Given exercise: How many lines of the data hold the word "type"? State the number and nothing else.

Data in this exercise:
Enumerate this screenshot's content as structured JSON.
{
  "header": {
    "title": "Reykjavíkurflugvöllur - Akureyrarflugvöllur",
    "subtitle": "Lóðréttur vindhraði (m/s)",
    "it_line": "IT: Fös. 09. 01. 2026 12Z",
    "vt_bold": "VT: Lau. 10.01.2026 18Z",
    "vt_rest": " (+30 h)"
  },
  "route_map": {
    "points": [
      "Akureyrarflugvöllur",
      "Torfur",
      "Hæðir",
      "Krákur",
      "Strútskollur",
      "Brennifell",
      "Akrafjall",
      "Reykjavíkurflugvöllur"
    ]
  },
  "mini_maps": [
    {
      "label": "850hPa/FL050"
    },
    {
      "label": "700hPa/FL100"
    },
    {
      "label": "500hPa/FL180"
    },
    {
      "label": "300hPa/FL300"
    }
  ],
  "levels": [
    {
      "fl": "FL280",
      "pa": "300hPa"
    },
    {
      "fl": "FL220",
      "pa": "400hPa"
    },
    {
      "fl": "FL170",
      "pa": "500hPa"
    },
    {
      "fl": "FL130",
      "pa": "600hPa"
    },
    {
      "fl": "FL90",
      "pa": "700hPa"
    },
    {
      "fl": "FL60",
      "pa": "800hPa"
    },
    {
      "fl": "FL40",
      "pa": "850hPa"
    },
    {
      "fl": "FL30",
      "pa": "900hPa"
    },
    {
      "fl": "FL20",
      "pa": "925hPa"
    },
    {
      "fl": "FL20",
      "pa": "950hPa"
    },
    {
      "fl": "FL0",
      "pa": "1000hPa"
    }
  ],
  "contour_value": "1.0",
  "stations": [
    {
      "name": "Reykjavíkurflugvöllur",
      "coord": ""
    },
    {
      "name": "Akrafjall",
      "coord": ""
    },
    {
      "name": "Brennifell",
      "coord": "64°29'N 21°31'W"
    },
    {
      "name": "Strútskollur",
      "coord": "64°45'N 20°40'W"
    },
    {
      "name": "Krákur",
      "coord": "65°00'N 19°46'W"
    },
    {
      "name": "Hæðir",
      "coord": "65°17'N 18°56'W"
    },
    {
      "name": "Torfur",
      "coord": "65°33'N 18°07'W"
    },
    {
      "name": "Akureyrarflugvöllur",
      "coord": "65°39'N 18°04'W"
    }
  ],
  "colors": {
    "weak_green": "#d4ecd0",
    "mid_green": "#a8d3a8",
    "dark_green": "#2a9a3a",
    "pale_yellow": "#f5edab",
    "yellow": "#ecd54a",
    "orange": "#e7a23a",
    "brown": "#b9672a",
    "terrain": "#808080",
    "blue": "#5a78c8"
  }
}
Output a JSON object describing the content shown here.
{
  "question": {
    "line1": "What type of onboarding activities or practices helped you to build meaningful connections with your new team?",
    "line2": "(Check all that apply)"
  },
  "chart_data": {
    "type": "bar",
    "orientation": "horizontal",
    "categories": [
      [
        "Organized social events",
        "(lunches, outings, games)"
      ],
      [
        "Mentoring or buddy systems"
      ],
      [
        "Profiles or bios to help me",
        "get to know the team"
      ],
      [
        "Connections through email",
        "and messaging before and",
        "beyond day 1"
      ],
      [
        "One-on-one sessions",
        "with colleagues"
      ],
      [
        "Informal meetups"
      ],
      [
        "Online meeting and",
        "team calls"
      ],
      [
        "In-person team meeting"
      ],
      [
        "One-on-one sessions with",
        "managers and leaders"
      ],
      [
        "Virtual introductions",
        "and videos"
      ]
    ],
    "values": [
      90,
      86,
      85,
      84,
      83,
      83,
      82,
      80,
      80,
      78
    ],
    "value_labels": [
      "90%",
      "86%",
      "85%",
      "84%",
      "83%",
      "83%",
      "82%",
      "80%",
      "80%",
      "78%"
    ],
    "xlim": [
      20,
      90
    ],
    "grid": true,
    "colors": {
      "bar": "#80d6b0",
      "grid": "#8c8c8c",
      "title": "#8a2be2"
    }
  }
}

Full solution: 2